# DATASET ROWS
◇ ◇ ◇ ◇

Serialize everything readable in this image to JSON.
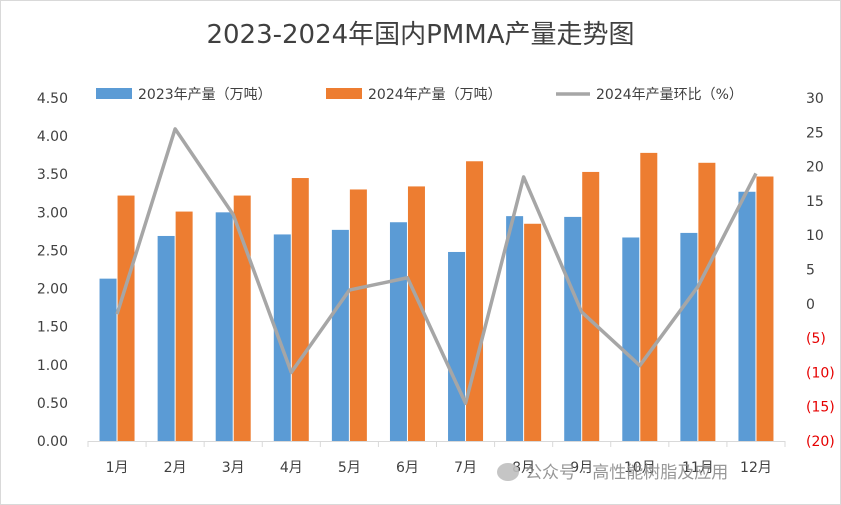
{
  "chart_data": {
    "type": "bar",
    "title": "2023-2024年国内PMMA产量走势图",
    "categories": [
      "1月",
      "2月",
      "3月",
      "4月",
      "5月",
      "6月",
      "7月",
      "8月",
      "9月",
      "10月",
      "11月",
      "12月"
    ],
    "series": [
      {
        "name": "2023年产量（万吨）",
        "type": "bar",
        "axis": "left",
        "color": "#5b9bd5",
        "values": [
          2.13,
          2.69,
          3.0,
          2.71,
          2.77,
          2.87,
          2.48,
          2.95,
          2.94,
          2.67,
          2.73,
          3.27
        ]
      },
      {
        "name": "2024年产量（万吨）",
        "type": "bar",
        "axis": "left",
        "color": "#ed7d31",
        "values": [
          3.22,
          3.01,
          3.22,
          3.45,
          3.3,
          3.34,
          3.67,
          2.85,
          3.53,
          3.78,
          3.65,
          3.47
        ]
      },
      {
        "name": "2024年产量环比（%）",
        "type": "line",
        "axis": "right",
        "color": "#a6a6a6",
        "values": [
          -1.5,
          25.5,
          13.0,
          -10.0,
          2.0,
          3.8,
          -14.5,
          18.5,
          -1.2,
          -9.0,
          2.5,
          19.0
        ]
      }
    ],
    "ylim_left": [
      0,
      4.5
    ],
    "ylim_right": [
      -20,
      30
    ],
    "yticks_left": [
      "0.00",
      "0.50",
      "1.00",
      "1.50",
      "2.00",
      "2.50",
      "3.00",
      "3.50",
      "4.00",
      "4.50"
    ],
    "yticks_right": [
      "(20)",
      "(15)",
      "(10)",
      "(5)",
      "0",
      "5",
      "10",
      "15",
      "20",
      "25",
      "30"
    ],
    "grid": false,
    "legend_position": "top",
    "negative_tick_color": "#e60000"
  },
  "watermark": "公众号 · 高性能树脂及应用"
}
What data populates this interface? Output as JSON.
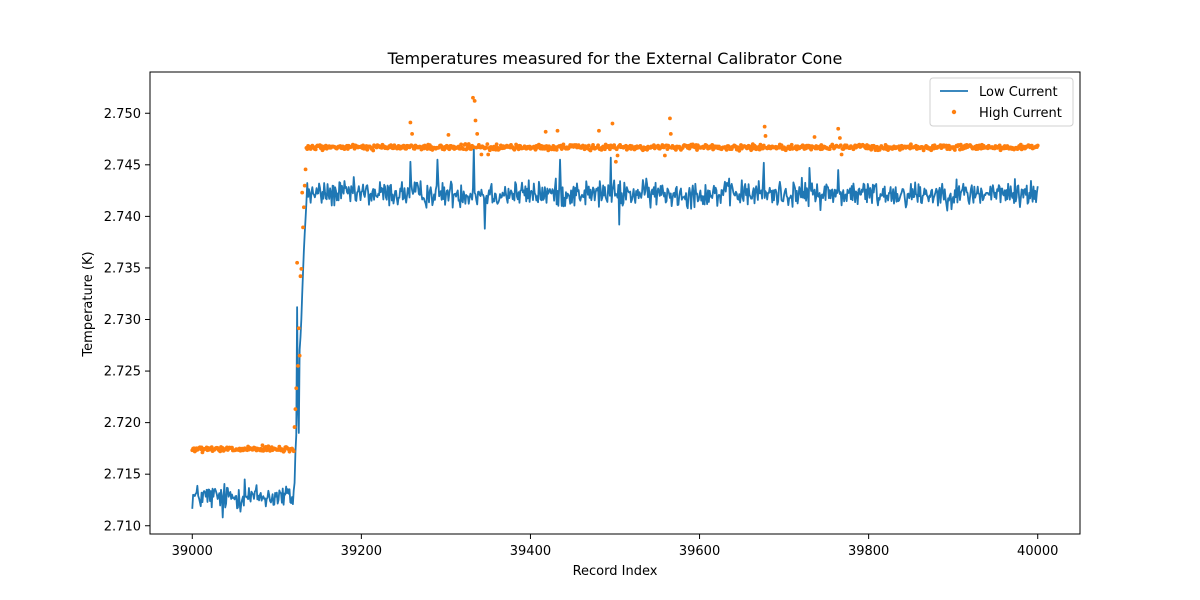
{
  "chart_data": {
    "type": "line+scatter",
    "title": "Temperatures measured for the External Calibrator Cone",
    "xlabel": "Record Index",
    "ylabel": "Temperature (K)",
    "xlim": [
      38950,
      40050
    ],
    "ylim": [
      2.7092,
      2.754
    ],
    "xticks": [
      39000,
      39200,
      39400,
      39600,
      39800,
      40000
    ],
    "xtick_labels": [
      "39000",
      "39200",
      "39400",
      "39600",
      "39800",
      "40000"
    ],
    "yticks": [
      2.71,
      2.715,
      2.72,
      2.725,
      2.73,
      2.735,
      2.74,
      2.745,
      2.75
    ],
    "ytick_labels": [
      "2.710",
      "2.715",
      "2.720",
      "2.725",
      "2.730",
      "2.735",
      "2.740",
      "2.745",
      "2.750"
    ],
    "grid": false,
    "legend": {
      "placement": "top-right",
      "show": true
    },
    "x_range": [
      39000,
      40000
    ],
    "transition": {
      "start": 39120,
      "end": 39135
    },
    "series": [
      {
        "name": "Low Current",
        "kind": "line",
        "color": "#1f77b4",
        "baseline_before": 2.7128,
        "baseline_after": 2.7422,
        "noise": 0.0009,
        "spikes": [
          {
            "x": 39062,
            "y": 2.7145
          },
          {
            "x": 39036,
            "y": 2.7108
          },
          {
            "x": 39124,
            "y": 2.7312
          },
          {
            "x": 39126,
            "y": 2.719
          },
          {
            "x": 39258,
            "y": 2.7453
          },
          {
            "x": 39290,
            "y": 2.7455
          },
          {
            "x": 39333,
            "y": 2.7467
          },
          {
            "x": 39346,
            "y": 2.7388
          },
          {
            "x": 39435,
            "y": 2.7455
          },
          {
            "x": 39495,
            "y": 2.7457
          },
          {
            "x": 39505,
            "y": 2.7392
          },
          {
            "x": 39676,
            "y": 2.7452
          },
          {
            "x": 39730,
            "y": 2.7447
          },
          {
            "x": 39764,
            "y": 2.7445
          }
        ]
      },
      {
        "name": "High Current",
        "kind": "scatter",
        "color": "#ff7f0e",
        "baseline_before": 2.7174,
        "baseline_after": 2.7467,
        "noise": 0.00018,
        "spikes": [
          {
            "x": 39083,
            "y": 2.7178
          },
          {
            "x": 39124,
            "y": 2.7355
          },
          {
            "x": 39125,
            "y": 2.7255
          },
          {
            "x": 39127,
            "y": 2.7265
          },
          {
            "x": 39128,
            "y": 2.7342
          },
          {
            "x": 39130,
            "y": 2.7423
          },
          {
            "x": 39258,
            "y": 2.7491
          },
          {
            "x": 39260,
            "y": 2.748
          },
          {
            "x": 39303,
            "y": 2.7479
          },
          {
            "x": 39332,
            "y": 2.7515
          },
          {
            "x": 39334,
            "y": 2.7512
          },
          {
            "x": 39335,
            "y": 2.7493
          },
          {
            "x": 39337,
            "y": 2.748
          },
          {
            "x": 39342,
            "y": 2.746
          },
          {
            "x": 39350,
            "y": 2.746
          },
          {
            "x": 39418,
            "y": 2.7482
          },
          {
            "x": 39432,
            "y": 2.7483
          },
          {
            "x": 39481,
            "y": 2.7483
          },
          {
            "x": 39497,
            "y": 2.749
          },
          {
            "x": 39501,
            "y": 2.7453
          },
          {
            "x": 39503,
            "y": 2.7459
          },
          {
            "x": 39565,
            "y": 2.7495
          },
          {
            "x": 39566,
            "y": 2.748
          },
          {
            "x": 39559,
            "y": 2.7459
          },
          {
            "x": 39677,
            "y": 2.7487
          },
          {
            "x": 39678,
            "y": 2.7478
          },
          {
            "x": 39736,
            "y": 2.7477
          },
          {
            "x": 39764,
            "y": 2.7485
          },
          {
            "x": 39766,
            "y": 2.7476
          },
          {
            "x": 39768,
            "y": 2.746
          }
        ]
      }
    ]
  }
}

◇ ◇ ◇ ◇

The material above must be printed exactly, with its pictures left out.

# OUTPUT
Serialize everything readable in this image to JSON.
{
  "chart_data": {
    "type": "bar",
    "title": "2023-2024年国内PMMA产量走势图",
    "categories": [
      "1月",
      "2月",
      "3月",
      "4月",
      "5月",
      "6月",
      "7月",
      "8月",
      "9月",
      "10月",
      "11月",
      "12月"
    ],
    "series": [
      {
        "name": "2023年产量（万吨）",
        "type": "bar",
        "axis": "left",
        "color": "#5b9bd5",
        "values": [
          2.13,
          2.69,
          3.0,
          2.71,
          2.77,
          2.87,
          2.48,
          2.95,
          2.94,
          2.67,
          2.73,
          3.27
        ]
      },
      {
        "name": "2024年产量（万吨）",
        "type": "bar",
        "axis": "left",
        "color": "#ed7d31",
        "values": [
          3.22,
          3.01,
          3.22,
          3.45,
          3.3,
          3.34,
          3.67,
          2.85,
          3.53,
          3.78,
          3.65,
          3.47
        ]
      },
      {
        "name": "2024年产量环比（%）",
        "type": "line",
        "axis": "right",
        "color": "#a6a6a6",
        "values": [
          -1.5,
          25.5,
          13.0,
          -10.0,
          2.0,
          3.8,
          -14.5,
          18.5,
          -1.2,
          -9.0,
          2.5,
          19.0
        ]
      }
    ],
    "ylim_left": [
      0,
      4.5
    ],
    "ylim_right": [
      -20,
      30
    ],
    "yticks_left": [
      "0.00",
      "0.50",
      "1.00",
      "1.50",
      "2.00",
      "2.50",
      "3.00",
      "3.50",
      "4.00",
      "4.50"
    ],
    "yticks_right": [
      "(20)",
      "(15)",
      "(10)",
      "(5)",
      "0",
      "5",
      "10",
      "15",
      "20",
      "25",
      "30"
    ],
    "grid": false,
    "legend_position": "top",
    "negative_tick_color": "#e60000"
  },
  "watermark": "公众号 · 高性能树脂及应用"
}
What data populates this interface? Output as JSON.
{
  "chart_data": {
    "type": "line+scatter",
    "title": "Temperatures measured for the External Calibrator Cone",
    "xlabel": "Record Index",
    "ylabel": "Temperature (K)",
    "xlim": [
      38950,
      40050
    ],
    "ylim": [
      2.7092,
      2.754
    ],
    "xticks": [
      39000,
      39200,
      39400,
      39600,
      39800,
      40000
    ],
    "xtick_labels": [
      "39000",
      "39200",
      "39400",
      "39600",
      "39800",
      "40000"
    ],
    "yticks": [
      2.71,
      2.715,
      2.72,
      2.725,
      2.73,
      2.735,
      2.74,
      2.745,
      2.75
    ],
    "ytick_labels": [
      "2.710",
      "2.715",
      "2.720",
      "2.725",
      "2.730",
      "2.735",
      "2.740",
      "2.745",
      "2.750"
    ],
    "grid": false,
    "legend": {
      "placement": "top-right",
      "show": true
    },
    "x_range": [
      39000,
      40000
    ],
    "transition": {
      "start": 39120,
      "end": 39135
    },
    "series": [
      {
        "name": "Low Current",
        "kind": "line",
        "color": "#1f77b4",
        "baseline_before": 2.7128,
        "baseline_after": 2.7422,
        "noise": 0.0009,
        "spikes": [
          {
            "x": 39062,
            "y": 2.7145
          },
          {
            "x": 39036,
            "y": 2.7108
          },
          {
            "x": 39124,
            "y": 2.7312
          },
          {
            "x": 39126,
            "y": 2.719
          },
          {
            "x": 39258,
            "y": 2.7453
          },
          {
            "x": 39290,
            "y": 2.7455
          },
          {
            "x": 39333,
            "y": 2.7467
          },
          {
            "x": 39346,
            "y": 2.7388
          },
          {
            "x": 39435,
            "y": 2.7455
          },
          {
            "x": 39495,
            "y": 2.7457
          },
          {
            "x": 39505,
            "y": 2.7392
          },
          {
            "x": 39676,
            "y": 2.7452
          },
          {
            "x": 39730,
            "y": 2.7447
          },
          {
            "x": 39764,
            "y": 2.7445
          }
        ]
      },
      {
        "name": "High Current",
        "kind": "scatter",
        "color": "#ff7f0e",
        "baseline_before": 2.7174,
        "baseline_after": 2.7467,
        "noise": 0.00018,
        "spikes": [
          {
            "x": 39083,
            "y": 2.7178
          },
          {
            "x": 39124,
            "y": 2.7355
          },
          {
            "x": 39125,
            "y": 2.7255
          },
          {
            "x": 39127,
            "y": 2.7265
          },
          {
            "x": 39128,
            "y": 2.7342
          },
          {
            "x": 39130,
            "y": 2.7423
          },
          {
            "x": 39258,
            "y": 2.7491
          },
          {
            "x": 39260,
            "y": 2.748
          },
          {
            "x": 39303,
            "y": 2.7479
          },
          {
            "x": 39332,
            "y": 2.7515
          },
          {
            "x": 39334,
            "y": 2.7512
          },
          {
            "x": 39335,
            "y": 2.7493
          },
          {
            "x": 39337,
            "y": 2.748
          },
          {
            "x": 39342,
            "y": 2.746
          },
          {
            "x": 39350,
            "y": 2.746
          },
          {
            "x": 39418,
            "y": 2.7482
          },
          {
            "x": 39432,
            "y": 2.7483
          },
          {
            "x": 39481,
            "y": 2.7483
          },
          {
            "x": 39497,
            "y": 2.749
          },
          {
            "x": 39501,
            "y": 2.7453
          },
          {
            "x": 39503,
            "y": 2.7459
          },
          {
            "x": 39565,
            "y": 2.7495
          },
          {
            "x": 39566,
            "y": 2.748
          },
          {
            "x": 39559,
            "y": 2.7459
          },
          {
            "x": 39677,
            "y": 2.7487
          },
          {
            "x": 39678,
            "y": 2.7478
          },
          {
            "x": 39736,
            "y": 2.7477
          },
          {
            "x": 39764,
            "y": 2.7485
          },
          {
            "x": 39766,
            "y": 2.7476
          },
          {
            "x": 39768,
            "y": 2.746
          }
        ]
      }
    ]
  }
}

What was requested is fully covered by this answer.